** BEGIN **

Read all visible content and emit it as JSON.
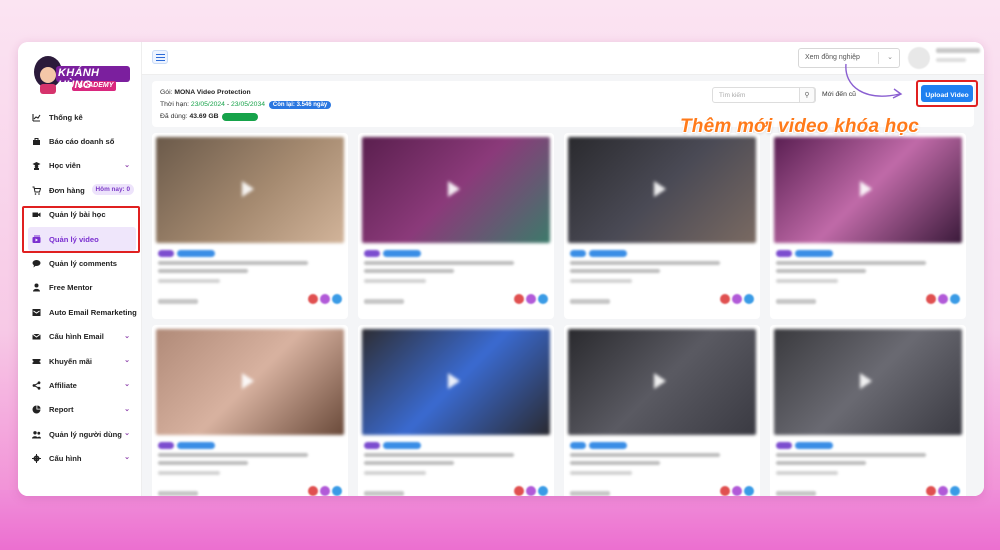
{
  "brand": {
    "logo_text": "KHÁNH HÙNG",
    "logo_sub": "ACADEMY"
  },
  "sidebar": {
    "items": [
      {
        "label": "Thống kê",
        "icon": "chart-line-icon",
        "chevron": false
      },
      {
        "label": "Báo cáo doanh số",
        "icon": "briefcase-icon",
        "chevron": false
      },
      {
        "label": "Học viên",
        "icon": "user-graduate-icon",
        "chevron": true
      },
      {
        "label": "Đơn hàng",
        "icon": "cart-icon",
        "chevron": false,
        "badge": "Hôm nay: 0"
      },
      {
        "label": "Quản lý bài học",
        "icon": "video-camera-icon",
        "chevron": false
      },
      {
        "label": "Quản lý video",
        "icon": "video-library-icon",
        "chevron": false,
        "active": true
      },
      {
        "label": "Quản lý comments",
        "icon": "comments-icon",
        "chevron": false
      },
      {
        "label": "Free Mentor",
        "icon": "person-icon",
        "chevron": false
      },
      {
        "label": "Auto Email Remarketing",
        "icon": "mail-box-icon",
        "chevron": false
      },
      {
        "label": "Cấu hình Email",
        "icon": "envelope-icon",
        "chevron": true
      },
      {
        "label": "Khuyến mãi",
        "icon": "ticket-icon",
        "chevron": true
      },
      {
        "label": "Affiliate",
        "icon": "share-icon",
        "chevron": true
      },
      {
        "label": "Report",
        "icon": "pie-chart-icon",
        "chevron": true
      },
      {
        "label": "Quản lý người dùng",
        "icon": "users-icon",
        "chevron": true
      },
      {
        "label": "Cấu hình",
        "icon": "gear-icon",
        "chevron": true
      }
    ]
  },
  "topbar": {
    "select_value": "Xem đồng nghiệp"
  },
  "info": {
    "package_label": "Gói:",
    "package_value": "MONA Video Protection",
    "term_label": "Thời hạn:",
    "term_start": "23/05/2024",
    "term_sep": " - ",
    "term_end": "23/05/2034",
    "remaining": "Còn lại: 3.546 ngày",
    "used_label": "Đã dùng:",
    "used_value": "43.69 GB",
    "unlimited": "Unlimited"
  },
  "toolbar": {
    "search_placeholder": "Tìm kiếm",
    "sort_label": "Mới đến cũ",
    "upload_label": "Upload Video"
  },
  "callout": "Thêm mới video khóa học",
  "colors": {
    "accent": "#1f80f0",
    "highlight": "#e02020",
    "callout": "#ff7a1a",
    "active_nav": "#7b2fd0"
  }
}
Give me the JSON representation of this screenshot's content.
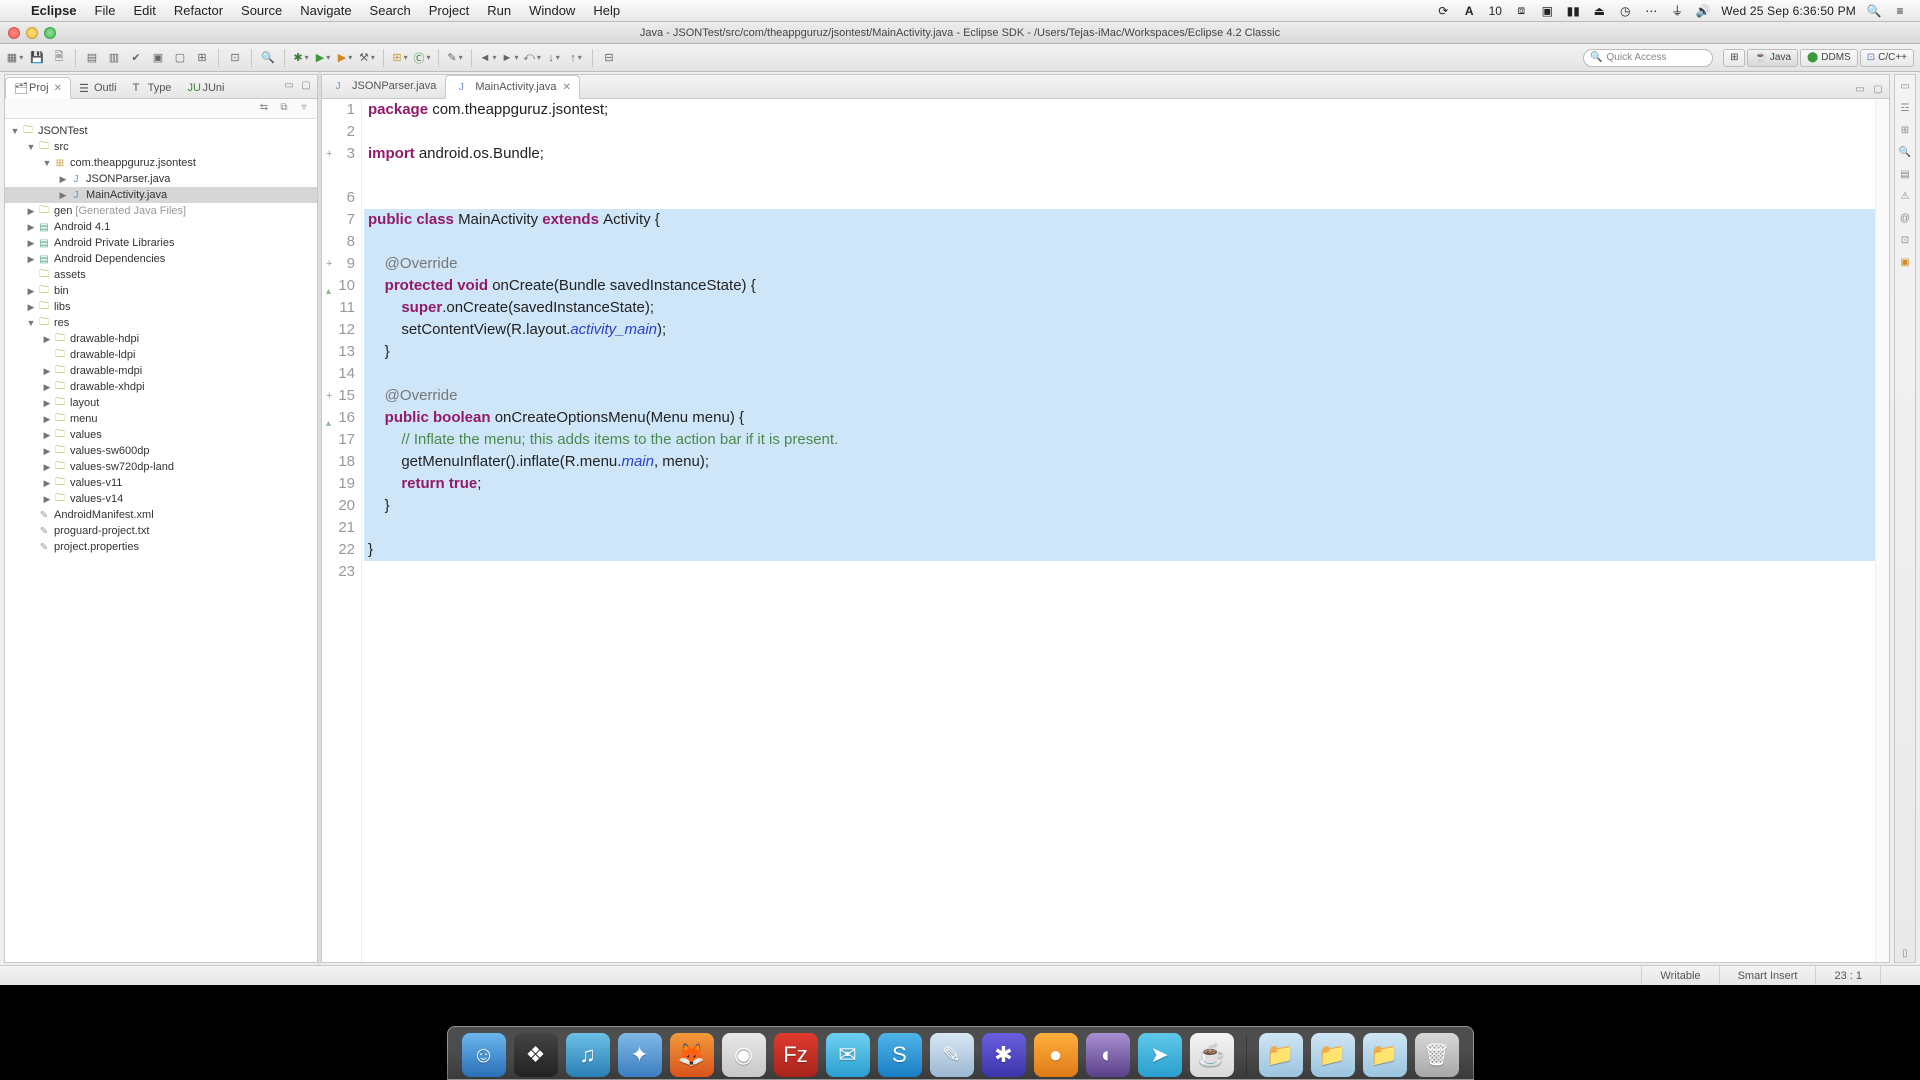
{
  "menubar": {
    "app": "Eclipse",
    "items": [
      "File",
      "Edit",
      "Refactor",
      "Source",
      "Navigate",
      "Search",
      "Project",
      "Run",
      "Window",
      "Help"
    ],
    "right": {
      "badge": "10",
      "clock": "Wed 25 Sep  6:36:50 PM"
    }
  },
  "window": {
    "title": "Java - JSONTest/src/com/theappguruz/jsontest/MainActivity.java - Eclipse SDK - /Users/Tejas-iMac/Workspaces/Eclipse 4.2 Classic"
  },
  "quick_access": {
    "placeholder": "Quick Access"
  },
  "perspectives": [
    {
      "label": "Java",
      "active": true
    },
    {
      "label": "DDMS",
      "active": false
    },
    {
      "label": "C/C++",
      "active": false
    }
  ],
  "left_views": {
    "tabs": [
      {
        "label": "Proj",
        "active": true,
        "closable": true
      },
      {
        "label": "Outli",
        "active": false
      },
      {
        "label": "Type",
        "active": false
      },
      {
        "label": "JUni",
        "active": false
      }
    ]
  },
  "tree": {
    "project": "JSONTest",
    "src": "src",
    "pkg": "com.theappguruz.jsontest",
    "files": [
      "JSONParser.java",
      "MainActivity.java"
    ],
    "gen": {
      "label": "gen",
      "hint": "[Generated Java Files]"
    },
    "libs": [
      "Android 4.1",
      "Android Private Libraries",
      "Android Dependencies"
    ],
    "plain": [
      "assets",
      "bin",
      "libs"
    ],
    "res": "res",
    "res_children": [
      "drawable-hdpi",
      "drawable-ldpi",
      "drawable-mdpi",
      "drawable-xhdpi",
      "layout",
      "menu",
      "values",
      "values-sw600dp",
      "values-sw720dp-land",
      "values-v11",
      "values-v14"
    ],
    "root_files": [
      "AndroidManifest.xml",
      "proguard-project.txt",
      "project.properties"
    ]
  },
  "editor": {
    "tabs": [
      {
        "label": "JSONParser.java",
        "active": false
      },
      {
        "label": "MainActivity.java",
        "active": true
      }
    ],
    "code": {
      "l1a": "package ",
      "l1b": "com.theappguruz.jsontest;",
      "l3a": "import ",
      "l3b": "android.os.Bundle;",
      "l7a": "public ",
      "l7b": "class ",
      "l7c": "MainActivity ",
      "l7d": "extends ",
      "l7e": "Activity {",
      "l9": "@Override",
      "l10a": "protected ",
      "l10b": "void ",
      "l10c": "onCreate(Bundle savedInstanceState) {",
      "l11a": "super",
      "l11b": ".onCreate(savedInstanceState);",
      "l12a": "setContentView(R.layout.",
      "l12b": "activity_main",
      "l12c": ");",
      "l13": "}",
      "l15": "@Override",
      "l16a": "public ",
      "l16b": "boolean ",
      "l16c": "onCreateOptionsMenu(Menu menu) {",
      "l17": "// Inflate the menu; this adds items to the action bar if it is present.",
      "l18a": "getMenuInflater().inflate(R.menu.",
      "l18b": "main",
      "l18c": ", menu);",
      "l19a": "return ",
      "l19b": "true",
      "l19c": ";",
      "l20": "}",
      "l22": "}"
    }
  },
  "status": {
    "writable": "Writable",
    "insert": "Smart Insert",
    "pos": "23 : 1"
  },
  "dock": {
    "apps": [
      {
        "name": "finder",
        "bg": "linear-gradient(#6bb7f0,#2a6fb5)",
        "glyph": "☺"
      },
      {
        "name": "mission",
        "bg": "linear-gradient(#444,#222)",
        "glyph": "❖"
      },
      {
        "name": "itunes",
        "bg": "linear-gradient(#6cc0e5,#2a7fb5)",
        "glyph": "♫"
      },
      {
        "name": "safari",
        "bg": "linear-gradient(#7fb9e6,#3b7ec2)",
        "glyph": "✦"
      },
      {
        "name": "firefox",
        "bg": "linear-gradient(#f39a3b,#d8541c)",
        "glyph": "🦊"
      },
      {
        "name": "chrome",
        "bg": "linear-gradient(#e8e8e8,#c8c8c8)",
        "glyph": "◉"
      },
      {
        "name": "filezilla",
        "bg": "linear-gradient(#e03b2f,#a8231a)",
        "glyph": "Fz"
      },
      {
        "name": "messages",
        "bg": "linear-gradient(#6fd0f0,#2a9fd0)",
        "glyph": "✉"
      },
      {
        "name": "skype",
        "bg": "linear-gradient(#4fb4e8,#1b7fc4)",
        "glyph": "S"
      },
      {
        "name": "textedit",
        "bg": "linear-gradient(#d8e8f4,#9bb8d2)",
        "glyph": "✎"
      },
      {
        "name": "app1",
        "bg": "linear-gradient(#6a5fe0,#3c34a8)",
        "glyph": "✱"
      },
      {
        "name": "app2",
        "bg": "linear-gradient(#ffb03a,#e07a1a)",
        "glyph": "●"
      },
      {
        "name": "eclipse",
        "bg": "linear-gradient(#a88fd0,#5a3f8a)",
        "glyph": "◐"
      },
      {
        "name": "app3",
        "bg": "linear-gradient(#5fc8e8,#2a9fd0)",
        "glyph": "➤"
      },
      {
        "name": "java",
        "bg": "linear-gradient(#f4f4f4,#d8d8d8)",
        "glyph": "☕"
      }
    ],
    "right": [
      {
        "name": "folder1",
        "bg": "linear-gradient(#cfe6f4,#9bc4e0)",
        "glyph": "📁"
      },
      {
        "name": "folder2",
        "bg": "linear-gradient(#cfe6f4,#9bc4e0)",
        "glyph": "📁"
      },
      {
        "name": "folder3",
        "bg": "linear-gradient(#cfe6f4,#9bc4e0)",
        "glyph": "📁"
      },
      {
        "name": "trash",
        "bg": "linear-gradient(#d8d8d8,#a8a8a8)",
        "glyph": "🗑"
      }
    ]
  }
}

** END **

--- Given request ---
Only a number is wanted: how many lines of the material include the word "Email".

--- Task solution ---
2